**Records for processing**

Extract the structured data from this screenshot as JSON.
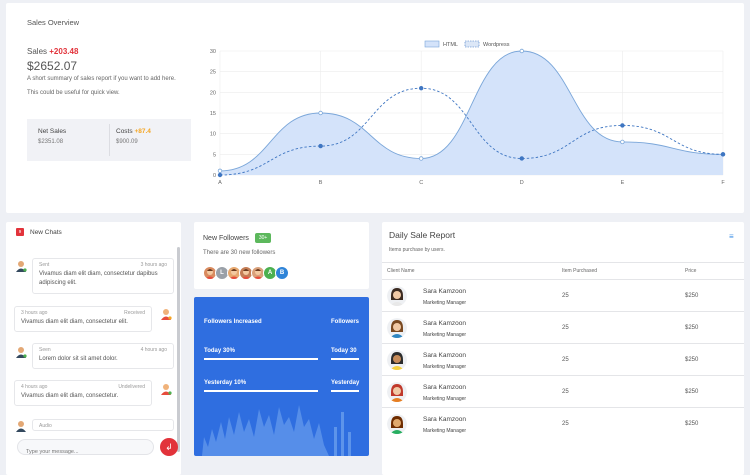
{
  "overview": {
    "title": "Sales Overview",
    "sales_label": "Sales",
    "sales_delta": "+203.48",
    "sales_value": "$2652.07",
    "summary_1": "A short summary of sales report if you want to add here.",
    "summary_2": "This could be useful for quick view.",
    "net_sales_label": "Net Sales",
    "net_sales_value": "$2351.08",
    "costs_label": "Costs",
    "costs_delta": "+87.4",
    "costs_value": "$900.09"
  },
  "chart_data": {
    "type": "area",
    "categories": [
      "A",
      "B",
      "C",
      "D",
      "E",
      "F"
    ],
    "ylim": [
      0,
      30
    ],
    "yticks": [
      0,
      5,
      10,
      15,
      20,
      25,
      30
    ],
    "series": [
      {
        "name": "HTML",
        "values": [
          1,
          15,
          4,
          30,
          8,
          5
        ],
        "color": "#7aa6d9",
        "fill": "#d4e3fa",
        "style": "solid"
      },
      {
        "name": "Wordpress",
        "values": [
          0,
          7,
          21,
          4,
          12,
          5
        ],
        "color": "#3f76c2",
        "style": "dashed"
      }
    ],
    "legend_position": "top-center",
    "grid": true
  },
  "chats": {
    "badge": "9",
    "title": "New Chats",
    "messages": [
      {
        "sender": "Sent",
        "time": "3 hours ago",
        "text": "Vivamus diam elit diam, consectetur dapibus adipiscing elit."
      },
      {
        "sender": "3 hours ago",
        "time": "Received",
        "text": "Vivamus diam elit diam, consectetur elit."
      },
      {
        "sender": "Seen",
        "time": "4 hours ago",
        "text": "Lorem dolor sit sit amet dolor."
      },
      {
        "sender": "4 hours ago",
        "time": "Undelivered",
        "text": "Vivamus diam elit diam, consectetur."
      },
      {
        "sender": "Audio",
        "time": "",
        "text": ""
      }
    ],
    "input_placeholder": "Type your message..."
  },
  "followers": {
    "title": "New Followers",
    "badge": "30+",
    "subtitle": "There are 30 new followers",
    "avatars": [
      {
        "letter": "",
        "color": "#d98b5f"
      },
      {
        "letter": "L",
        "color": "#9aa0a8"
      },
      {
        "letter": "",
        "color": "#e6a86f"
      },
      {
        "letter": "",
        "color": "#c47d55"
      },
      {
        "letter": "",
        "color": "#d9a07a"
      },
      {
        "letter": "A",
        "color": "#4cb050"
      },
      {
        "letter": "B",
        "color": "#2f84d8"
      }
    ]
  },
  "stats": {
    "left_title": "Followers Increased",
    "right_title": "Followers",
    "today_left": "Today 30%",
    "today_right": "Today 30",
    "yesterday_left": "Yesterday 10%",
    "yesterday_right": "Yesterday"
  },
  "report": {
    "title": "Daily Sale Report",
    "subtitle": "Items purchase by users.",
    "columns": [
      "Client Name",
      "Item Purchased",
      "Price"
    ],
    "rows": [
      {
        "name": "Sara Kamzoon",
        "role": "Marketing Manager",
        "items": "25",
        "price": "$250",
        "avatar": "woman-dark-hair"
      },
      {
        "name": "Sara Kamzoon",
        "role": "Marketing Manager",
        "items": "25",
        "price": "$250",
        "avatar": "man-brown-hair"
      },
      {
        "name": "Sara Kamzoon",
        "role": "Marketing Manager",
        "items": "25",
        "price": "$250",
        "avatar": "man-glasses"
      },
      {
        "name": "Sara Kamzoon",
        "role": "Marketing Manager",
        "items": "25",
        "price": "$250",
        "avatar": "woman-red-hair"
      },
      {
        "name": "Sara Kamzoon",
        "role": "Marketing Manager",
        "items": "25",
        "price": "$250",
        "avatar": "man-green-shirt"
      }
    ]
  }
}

---

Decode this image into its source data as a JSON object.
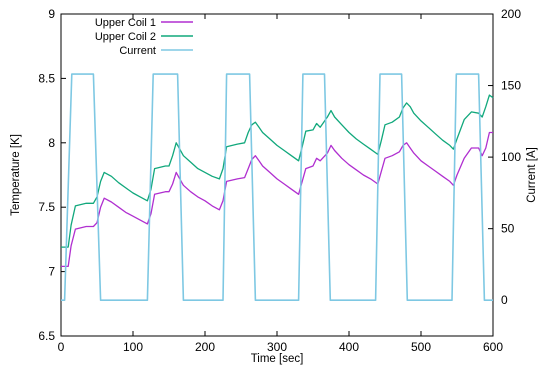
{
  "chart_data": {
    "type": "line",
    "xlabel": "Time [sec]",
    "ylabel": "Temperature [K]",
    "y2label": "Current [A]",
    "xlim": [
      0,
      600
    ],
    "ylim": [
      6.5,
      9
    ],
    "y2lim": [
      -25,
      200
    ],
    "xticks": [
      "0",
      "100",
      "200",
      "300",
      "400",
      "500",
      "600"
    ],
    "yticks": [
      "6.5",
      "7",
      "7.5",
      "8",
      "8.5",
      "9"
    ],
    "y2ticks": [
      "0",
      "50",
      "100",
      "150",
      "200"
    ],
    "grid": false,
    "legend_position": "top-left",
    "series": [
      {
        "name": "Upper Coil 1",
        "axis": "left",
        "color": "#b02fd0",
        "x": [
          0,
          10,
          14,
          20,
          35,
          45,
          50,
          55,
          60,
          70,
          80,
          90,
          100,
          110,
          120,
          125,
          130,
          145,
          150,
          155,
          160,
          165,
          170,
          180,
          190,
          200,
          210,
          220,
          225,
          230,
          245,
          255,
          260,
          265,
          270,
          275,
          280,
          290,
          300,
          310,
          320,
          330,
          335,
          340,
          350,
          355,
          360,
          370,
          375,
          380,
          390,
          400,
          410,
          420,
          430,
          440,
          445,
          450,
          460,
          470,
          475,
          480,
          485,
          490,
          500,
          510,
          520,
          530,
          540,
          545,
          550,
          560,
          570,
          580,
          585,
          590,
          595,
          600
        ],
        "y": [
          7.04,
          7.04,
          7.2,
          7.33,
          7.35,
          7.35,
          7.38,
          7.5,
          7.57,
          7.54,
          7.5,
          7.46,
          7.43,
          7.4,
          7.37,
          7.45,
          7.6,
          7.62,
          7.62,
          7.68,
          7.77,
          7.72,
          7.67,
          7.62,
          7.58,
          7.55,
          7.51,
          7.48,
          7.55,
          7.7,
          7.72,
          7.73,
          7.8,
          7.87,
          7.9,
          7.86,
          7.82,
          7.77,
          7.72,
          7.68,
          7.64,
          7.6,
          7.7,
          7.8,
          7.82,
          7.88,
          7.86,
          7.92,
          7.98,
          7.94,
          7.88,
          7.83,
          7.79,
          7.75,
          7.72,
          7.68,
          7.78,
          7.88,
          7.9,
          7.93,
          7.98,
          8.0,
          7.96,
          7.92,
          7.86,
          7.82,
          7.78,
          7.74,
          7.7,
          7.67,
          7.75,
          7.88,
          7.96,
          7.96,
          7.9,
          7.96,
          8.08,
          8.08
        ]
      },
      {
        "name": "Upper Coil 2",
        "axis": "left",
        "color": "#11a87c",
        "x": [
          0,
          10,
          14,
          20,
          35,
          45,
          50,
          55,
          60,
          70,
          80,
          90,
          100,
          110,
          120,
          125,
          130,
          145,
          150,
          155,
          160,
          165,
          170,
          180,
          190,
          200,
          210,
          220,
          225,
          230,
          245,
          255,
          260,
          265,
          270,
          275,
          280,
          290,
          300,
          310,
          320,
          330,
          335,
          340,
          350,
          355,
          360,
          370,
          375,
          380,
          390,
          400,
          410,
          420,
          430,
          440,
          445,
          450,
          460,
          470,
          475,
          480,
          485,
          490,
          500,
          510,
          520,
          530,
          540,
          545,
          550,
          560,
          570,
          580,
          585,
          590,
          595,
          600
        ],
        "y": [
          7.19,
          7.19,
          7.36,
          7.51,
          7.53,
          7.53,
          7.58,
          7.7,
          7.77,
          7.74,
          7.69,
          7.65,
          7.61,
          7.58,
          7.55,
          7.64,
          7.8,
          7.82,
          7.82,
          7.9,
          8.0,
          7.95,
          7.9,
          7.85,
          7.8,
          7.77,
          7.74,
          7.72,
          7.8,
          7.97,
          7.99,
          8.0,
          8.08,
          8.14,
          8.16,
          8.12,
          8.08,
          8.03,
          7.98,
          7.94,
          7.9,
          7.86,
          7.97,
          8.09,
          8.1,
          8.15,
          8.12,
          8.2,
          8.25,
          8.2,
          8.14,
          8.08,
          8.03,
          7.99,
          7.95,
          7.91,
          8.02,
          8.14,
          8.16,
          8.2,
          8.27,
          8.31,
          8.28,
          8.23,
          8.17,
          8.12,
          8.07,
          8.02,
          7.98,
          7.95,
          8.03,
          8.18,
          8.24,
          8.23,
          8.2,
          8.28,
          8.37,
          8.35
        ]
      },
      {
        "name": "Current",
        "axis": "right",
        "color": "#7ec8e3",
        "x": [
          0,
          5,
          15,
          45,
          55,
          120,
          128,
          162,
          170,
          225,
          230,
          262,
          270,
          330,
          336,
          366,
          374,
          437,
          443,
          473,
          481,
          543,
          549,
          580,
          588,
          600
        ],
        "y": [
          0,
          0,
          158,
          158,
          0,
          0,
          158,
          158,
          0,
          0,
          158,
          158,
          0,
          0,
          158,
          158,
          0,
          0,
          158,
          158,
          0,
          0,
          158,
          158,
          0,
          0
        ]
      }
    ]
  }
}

**Given exercise**
Pick out all lines containing the string "text".

**Answer in full**
        "text": "Vivamus diam elit diam, consectetur dapibus adipiscing elit."
        "text": "Vivamus diam elit diam, consectetur elit."
        "text": "Lorem dolor sit sit amet dolor."
        "text": "Vivamus diam elit diam, consectetur."
        "text": ""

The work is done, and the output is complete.